# Stated goal:
Using the listing below, copy every line that mentions "close".

# Excerpted data:
** BEGIN **

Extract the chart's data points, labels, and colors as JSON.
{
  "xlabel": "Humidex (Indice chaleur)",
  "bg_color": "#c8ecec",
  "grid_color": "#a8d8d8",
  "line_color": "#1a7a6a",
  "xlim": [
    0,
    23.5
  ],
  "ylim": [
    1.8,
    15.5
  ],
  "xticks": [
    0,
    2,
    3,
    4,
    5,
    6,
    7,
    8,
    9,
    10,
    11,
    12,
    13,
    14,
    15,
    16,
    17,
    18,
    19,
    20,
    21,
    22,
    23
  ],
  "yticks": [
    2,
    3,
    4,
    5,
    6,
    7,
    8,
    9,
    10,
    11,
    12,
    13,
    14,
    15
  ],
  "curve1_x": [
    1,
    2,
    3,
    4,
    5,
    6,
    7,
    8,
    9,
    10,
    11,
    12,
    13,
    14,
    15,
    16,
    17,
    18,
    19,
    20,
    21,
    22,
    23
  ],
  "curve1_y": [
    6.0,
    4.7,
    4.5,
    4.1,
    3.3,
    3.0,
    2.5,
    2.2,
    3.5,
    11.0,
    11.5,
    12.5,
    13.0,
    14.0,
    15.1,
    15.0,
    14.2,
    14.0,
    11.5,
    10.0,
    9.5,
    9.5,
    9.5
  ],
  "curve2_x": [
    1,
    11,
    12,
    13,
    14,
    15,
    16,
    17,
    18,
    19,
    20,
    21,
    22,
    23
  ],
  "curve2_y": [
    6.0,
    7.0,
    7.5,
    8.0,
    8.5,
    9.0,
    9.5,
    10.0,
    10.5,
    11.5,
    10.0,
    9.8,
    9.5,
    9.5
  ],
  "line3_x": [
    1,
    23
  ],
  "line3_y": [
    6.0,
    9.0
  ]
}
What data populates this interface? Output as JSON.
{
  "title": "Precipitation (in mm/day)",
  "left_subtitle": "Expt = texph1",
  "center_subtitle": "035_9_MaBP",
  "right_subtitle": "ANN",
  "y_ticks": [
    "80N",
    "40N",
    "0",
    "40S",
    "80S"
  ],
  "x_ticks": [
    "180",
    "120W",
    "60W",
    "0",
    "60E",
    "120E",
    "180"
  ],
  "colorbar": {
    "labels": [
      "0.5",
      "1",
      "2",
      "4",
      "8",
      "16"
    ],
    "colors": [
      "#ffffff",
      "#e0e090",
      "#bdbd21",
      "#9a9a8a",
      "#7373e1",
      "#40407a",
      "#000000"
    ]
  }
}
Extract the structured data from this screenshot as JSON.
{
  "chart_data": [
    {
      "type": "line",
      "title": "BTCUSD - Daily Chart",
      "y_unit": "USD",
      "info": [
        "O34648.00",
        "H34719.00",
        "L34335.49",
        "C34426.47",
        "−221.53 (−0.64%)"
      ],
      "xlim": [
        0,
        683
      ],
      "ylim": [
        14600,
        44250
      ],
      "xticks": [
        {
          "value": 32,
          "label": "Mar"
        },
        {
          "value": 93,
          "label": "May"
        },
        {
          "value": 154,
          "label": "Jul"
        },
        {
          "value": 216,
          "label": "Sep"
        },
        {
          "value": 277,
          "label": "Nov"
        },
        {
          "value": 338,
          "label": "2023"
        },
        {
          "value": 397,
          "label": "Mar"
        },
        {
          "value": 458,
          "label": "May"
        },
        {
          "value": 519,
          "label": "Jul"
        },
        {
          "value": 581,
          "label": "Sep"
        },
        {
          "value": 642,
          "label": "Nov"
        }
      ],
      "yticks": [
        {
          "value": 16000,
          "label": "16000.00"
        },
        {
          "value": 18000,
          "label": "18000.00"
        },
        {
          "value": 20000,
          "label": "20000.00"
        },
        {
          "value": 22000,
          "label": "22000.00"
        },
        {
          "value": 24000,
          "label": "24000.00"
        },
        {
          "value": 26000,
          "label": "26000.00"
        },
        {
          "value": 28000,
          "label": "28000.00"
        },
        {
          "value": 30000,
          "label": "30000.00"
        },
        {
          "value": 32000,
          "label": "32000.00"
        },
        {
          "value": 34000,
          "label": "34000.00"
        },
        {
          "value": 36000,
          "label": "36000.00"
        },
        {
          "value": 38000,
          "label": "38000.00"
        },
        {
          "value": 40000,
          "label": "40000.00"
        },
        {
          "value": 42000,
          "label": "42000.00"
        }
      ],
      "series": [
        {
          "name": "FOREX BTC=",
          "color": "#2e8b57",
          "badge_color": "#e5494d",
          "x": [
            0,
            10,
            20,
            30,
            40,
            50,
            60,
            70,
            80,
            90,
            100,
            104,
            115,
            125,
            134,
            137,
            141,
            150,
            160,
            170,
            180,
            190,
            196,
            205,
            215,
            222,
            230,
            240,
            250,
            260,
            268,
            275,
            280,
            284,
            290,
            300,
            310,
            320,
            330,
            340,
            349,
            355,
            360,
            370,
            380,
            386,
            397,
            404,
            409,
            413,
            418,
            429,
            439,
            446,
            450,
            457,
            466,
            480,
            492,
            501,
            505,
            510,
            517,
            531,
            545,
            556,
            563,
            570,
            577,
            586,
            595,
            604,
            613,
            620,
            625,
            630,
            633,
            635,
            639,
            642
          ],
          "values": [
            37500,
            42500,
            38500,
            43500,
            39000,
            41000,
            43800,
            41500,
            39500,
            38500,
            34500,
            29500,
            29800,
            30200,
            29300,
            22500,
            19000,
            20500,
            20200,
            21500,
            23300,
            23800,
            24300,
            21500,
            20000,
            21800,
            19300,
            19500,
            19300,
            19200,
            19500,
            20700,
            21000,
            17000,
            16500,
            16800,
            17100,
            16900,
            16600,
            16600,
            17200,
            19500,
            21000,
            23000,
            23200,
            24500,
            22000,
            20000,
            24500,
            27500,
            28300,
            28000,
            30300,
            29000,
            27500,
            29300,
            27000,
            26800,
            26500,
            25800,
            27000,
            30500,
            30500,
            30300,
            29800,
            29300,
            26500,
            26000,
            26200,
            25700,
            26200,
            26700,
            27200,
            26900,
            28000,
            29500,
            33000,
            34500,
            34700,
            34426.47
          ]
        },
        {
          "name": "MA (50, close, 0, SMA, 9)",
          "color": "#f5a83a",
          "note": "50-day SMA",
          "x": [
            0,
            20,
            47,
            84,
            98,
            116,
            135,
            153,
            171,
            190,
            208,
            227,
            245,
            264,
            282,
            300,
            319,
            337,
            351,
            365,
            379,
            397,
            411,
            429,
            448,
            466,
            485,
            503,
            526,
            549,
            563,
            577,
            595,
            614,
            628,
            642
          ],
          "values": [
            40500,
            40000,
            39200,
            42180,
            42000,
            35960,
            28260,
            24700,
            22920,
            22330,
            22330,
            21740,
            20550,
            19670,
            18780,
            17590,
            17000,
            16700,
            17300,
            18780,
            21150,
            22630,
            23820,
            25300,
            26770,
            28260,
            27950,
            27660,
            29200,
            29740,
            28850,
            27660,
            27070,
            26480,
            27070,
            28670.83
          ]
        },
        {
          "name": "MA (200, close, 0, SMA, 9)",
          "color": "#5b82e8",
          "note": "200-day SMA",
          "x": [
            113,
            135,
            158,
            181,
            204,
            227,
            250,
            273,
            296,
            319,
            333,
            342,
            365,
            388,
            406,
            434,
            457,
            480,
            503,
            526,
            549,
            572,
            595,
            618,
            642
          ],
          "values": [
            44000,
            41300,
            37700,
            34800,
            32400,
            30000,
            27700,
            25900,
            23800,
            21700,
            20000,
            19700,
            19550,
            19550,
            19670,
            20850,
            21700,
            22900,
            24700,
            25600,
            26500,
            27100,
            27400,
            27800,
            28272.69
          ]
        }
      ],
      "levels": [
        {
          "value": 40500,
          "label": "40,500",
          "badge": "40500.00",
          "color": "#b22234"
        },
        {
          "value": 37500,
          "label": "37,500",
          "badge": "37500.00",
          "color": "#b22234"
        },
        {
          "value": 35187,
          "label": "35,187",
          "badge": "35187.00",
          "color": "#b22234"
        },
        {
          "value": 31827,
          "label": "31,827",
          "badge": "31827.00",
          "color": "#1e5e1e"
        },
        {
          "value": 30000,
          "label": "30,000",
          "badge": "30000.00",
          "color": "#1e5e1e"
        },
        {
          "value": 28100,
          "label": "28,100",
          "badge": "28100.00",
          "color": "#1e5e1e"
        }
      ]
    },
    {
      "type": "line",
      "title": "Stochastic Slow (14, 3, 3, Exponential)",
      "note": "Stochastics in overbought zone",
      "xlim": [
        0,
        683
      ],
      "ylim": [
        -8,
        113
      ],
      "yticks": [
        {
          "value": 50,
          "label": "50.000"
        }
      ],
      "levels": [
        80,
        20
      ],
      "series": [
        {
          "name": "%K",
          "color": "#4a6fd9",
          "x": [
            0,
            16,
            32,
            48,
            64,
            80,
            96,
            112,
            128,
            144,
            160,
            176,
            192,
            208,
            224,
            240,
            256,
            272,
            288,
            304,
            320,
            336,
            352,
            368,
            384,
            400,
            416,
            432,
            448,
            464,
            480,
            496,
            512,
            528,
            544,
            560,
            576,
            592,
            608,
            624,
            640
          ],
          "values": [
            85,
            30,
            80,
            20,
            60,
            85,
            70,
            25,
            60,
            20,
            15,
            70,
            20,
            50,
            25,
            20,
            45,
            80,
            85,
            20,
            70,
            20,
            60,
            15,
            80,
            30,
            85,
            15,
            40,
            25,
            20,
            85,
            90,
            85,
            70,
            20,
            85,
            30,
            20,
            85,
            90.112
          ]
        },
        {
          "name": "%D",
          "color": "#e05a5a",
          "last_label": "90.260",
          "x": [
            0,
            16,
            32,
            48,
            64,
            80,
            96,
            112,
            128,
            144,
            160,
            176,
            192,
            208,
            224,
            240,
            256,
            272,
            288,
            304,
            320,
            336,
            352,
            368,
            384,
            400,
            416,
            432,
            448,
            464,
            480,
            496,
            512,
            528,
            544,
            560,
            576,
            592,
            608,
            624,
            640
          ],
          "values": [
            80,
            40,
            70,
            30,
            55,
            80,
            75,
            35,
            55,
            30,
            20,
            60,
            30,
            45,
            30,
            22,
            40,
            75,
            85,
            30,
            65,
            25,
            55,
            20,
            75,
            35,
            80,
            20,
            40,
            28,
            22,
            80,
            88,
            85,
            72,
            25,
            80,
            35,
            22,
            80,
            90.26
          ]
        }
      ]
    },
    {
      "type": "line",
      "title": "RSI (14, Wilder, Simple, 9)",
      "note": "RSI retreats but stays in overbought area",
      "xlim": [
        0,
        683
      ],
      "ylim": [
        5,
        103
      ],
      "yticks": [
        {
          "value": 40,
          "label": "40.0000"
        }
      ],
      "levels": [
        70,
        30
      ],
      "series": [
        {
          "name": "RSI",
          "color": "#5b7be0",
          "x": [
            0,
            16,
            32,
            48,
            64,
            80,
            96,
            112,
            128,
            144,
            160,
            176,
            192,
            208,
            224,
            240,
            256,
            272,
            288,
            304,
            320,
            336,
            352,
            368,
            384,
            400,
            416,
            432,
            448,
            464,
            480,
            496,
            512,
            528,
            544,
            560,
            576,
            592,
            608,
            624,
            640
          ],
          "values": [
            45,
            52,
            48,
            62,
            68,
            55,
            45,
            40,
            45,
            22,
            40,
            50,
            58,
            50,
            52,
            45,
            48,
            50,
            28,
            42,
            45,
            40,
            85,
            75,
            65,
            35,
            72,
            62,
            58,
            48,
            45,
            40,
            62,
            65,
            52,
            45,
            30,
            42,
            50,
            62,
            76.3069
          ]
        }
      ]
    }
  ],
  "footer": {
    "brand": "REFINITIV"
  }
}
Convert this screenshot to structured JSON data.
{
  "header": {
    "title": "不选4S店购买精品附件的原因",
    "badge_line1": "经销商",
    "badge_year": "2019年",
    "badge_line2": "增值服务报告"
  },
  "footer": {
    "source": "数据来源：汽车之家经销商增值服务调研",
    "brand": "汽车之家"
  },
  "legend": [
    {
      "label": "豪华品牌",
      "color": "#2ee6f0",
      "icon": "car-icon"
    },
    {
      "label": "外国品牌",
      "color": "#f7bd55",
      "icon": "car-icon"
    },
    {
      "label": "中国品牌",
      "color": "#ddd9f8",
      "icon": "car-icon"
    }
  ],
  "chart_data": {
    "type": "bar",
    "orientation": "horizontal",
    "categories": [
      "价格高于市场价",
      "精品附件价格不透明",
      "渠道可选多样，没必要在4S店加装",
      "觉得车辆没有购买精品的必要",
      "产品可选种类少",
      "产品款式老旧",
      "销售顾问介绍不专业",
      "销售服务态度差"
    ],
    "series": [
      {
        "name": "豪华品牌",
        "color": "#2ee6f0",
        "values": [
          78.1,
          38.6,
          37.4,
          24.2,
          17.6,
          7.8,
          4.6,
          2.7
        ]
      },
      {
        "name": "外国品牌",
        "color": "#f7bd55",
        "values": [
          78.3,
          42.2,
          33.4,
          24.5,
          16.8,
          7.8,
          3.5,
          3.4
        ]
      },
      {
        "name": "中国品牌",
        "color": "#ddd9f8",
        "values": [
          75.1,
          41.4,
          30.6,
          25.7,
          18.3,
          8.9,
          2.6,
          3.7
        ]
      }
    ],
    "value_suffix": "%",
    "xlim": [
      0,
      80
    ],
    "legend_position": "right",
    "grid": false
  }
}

** END **

# Solution to this task:
          "name": "MA (50, close, 0, SMA, 9)",
          "name": "MA (200, close, 0, SMA, 9)",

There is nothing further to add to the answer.